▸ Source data
------------------------------
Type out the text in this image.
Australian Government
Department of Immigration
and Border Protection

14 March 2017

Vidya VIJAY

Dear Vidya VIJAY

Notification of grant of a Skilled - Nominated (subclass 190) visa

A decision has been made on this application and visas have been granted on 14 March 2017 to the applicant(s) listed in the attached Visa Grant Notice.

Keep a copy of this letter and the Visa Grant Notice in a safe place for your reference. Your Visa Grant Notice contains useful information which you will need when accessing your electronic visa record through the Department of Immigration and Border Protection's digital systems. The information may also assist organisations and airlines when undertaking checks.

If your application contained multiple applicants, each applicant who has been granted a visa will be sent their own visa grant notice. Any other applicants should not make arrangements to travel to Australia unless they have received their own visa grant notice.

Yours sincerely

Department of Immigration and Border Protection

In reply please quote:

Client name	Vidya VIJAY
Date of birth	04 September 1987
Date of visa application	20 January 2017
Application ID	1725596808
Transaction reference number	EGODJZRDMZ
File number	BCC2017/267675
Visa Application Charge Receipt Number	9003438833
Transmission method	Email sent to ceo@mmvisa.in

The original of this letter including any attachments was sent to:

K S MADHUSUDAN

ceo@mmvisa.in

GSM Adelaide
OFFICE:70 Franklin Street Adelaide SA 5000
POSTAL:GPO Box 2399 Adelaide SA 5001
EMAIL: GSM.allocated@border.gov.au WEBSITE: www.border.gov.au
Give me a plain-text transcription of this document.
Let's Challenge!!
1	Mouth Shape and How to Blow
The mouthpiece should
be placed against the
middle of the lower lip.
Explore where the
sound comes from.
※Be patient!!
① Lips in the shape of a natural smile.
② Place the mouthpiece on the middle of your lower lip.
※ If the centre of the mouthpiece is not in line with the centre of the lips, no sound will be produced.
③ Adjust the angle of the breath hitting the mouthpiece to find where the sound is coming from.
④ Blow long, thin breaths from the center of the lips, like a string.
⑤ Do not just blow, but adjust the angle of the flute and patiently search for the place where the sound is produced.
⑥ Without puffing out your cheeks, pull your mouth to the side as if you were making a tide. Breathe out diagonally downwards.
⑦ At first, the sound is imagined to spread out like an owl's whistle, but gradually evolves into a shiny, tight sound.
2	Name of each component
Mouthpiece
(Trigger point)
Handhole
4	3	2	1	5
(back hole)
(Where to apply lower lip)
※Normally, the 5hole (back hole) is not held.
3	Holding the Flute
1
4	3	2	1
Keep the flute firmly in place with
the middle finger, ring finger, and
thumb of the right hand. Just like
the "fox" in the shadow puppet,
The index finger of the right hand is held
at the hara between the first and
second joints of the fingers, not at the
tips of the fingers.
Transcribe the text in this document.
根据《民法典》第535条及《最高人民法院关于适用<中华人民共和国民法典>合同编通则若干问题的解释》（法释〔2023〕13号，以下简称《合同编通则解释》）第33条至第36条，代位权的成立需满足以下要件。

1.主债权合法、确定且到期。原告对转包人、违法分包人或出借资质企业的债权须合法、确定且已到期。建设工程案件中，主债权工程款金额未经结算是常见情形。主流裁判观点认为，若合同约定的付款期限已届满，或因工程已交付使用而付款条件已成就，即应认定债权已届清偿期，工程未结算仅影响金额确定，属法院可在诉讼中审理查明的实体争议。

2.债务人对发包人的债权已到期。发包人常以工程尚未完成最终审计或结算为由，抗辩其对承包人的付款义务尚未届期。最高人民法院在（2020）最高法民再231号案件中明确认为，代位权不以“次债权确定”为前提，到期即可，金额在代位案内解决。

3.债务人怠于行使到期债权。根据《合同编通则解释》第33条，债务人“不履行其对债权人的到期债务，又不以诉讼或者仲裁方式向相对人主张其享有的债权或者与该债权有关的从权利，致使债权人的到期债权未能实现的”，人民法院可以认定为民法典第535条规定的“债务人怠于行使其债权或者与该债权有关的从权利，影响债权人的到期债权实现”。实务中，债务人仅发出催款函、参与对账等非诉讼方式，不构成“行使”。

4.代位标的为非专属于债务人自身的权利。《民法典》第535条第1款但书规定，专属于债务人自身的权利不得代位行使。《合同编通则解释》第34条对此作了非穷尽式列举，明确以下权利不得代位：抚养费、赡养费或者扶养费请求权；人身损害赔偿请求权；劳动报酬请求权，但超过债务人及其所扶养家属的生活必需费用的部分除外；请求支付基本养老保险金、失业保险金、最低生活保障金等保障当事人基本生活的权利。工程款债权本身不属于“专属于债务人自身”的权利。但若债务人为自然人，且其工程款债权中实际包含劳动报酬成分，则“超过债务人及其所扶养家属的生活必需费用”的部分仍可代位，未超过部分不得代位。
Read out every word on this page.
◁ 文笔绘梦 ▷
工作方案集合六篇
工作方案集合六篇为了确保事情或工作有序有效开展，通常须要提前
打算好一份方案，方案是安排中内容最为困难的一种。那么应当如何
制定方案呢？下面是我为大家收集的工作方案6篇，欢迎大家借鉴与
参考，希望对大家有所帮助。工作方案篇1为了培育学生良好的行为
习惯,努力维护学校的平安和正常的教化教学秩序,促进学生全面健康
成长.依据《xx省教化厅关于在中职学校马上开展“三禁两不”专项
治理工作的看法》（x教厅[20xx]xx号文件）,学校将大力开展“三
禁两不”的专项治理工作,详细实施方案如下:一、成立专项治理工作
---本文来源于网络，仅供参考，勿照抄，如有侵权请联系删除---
------------------------------
▸ PROBLEM TO WORK ON
From the records above, extract every entry exactly as given.

▸ EXERCISE SOLUTION
Type out the text in this image.
Australian Government
Department of Immigration
and Border Protection

14 March 2017

Vidya VIJAY

Dear Vidya VIJAY

Notification of grant of a Skilled - Nominated (subclass 190) visa

A decision has been made on this application and visas have been granted on 14 March 2017 to the applicant(s) listed in the attached Visa Grant Notice.

Keep a copy of this letter and the Visa Grant Notice in a safe place for your reference. Your Visa Grant Notice contains useful information which you will need when accessing your electronic visa record through the Department of Immigration and Border Protection's digital systems. The information may also assist organisations and airlines when undertaking checks.

If your application contained multiple applicants, each applicant who has been granted a visa will be sent their own visa grant notice. Any other applicants should not make arrangements to travel to Australia unless they have received their own visa grant notice.

Yours sincerely

Department of Immigration and Border Protection

In reply please quote:

Client name	Vidya VIJAY
Date of birth	04 September 1987
Date of visa application	20 January 2017
Application ID	1725596808
Transaction reference number	EGODJZRDMZ
File number	BCC2017/267675
Visa Application Charge Receipt Number	9003438833
Transmission method	Email sent to ceo@mmvisa.in

The original of this letter including any attachments was sent to:

K S MADHUSUDAN

ceo@mmvisa.in

GSM Adelaide
OFFICE:70 Franklin Street Adelaide SA 5000
POSTAL:GPO Box 2399 Adelaide SA 5001
EMAIL: GSM.allocated@border.gov.au WEBSITE: www.border.gov.au
Give me a plain-text transcription of this document.
Let's Challenge!!
1	Mouth Shape and How to Blow
The mouthpiece should
be placed against the
middle of the lower lip.
Explore where the
sound comes from.
※Be patient!!
① Lips in the shape of a natural smile.
② Place the mouthpiece on the middle of your lower lip.
※ If the centre of the mouthpiece is not in line with the centre of the lips, no sound will be produced.
③ Adjust the angle of the breath hitting the mouthpiece to find where the sound is coming from.
④ Blow long, thin breaths from the center of the lips, like a string.
⑤ Do not just blow, but adjust the angle of the flute and patiently search for the place where the sound is produced.
⑥ Without puffing out your cheeks, pull your mouth to the side as if you were making a tide. Breathe out diagonally downwards.
⑦ At first, the sound is imagined to spread out like an owl's whistle, but gradually evolves into a shiny, tight sound.
2	Name of each component
Mouthpiece
(Trigger point)
Handhole
4	3	2	1	5
(back hole)
(Where to apply lower lip)
※Normally, the 5hole (back hole) is not held.
3	Holding the Flute
1
4	3	2	1
Keep the flute firmly in place with
the middle finger, ring finger, and
thumb of the right hand. Just like
the "fox" in the shadow puppet,
The index finger of the right hand is held
at the hara between the first and
second joints of the fingers, not at the
tips of the fingers.
Transcribe the text in this document.
根据《民法典》第535条及《最高人民法院关于适用<中华人民共和国民法典>合同编通则若干问题的解释》（法释〔2023〕13号，以下简称《合同编通则解释》）第33条至第36条，代位权的成立需满足以下要件。

1.主债权合法、确定且到期。原告对转包人、违法分包人或出借资质企业的债权须合法、确定且已到期。建设工程案件中，主债权工程款金额未经结算是常见情形。主流裁判观点认为，若合同约定的付款期限已届满，或因工程已交付使用而付款条件已成就，即应认定债权已届清偿期，工程未结算仅影响金额确定，属法院可在诉讼中审理查明的实体争议。

2.债务人对发包人的债权已到期。发包人常以工程尚未完成最终审计或结算为由，抗辩其对承包人的付款义务尚未届期。最高人民法院在（2020）最高法民再231号案件中明确认为，代位权不以“次债权确定”为前提，到期即可，金额在代位案内解决。

3.债务人怠于行使到期债权。根据《合同编通则解释》第33条，债务人“不履行其对债权人的到期债务，又不以诉讼或者仲裁方式向相对人主张其享有的债权或者与该债权有关的从权利，致使债权人的到期债权未能实现的”，人民法院可以认定为民法典第535条规定的“债务人怠于行使其债权或者与该债权有关的从权利，影响债权人的到期债权实现”。实务中，债务人仅发出催款函、参与对账等非诉讼方式，不构成“行使”。

4.代位标的为非专属于债务人自身的权利。《民法典》第535条第1款但书规定，专属于债务人自身的权利不得代位行使。《合同编通则解释》第34条对此作了非穷尽式列举，明确以下权利不得代位：抚养费、赡养费或者扶养费请求权；人身损害赔偿请求权；劳动报酬请求权，但超过债务人及其所扶养家属的生活必需费用的部分除外；请求支付基本养老保险金、失业保险金、最低生活保障金等保障当事人基本生活的权利。工程款债权本身不属于“专属于债务人自身”的权利。但若债务人为自然人，且其工程款债权中实际包含劳动报酬成分，则“超过债务人及其所扶养家属的生活必需费用”的部分仍可代位，未超过部分不得代位。
Read out every word on this page.
◁ 文笔绘梦 ▷
工作方案集合六篇
工作方案集合六篇为了确保事情或工作有序有效开展，通常须要提前
打算好一份方案，方案是安排中内容最为困难的一种。那么应当如何
制定方案呢？下面是我为大家收集的工作方案6篇，欢迎大家借鉴与
参考，希望对大家有所帮助。工作方案篇1为了培育学生良好的行为
习惯,努力维护学校的平安和正常的教化教学秩序,促进学生全面健康
成长.依据《xx省教化厅关于在中职学校马上开展“三禁两不”专项
治理工作的看法》（x教厅[20xx]xx号文件）,学校将大力开展“三
禁两不”的专项治理工作,详细实施方案如下:一、成立专项治理工作
---本文来源于网络，仅供参考，勿照抄，如有侵权请联系删除---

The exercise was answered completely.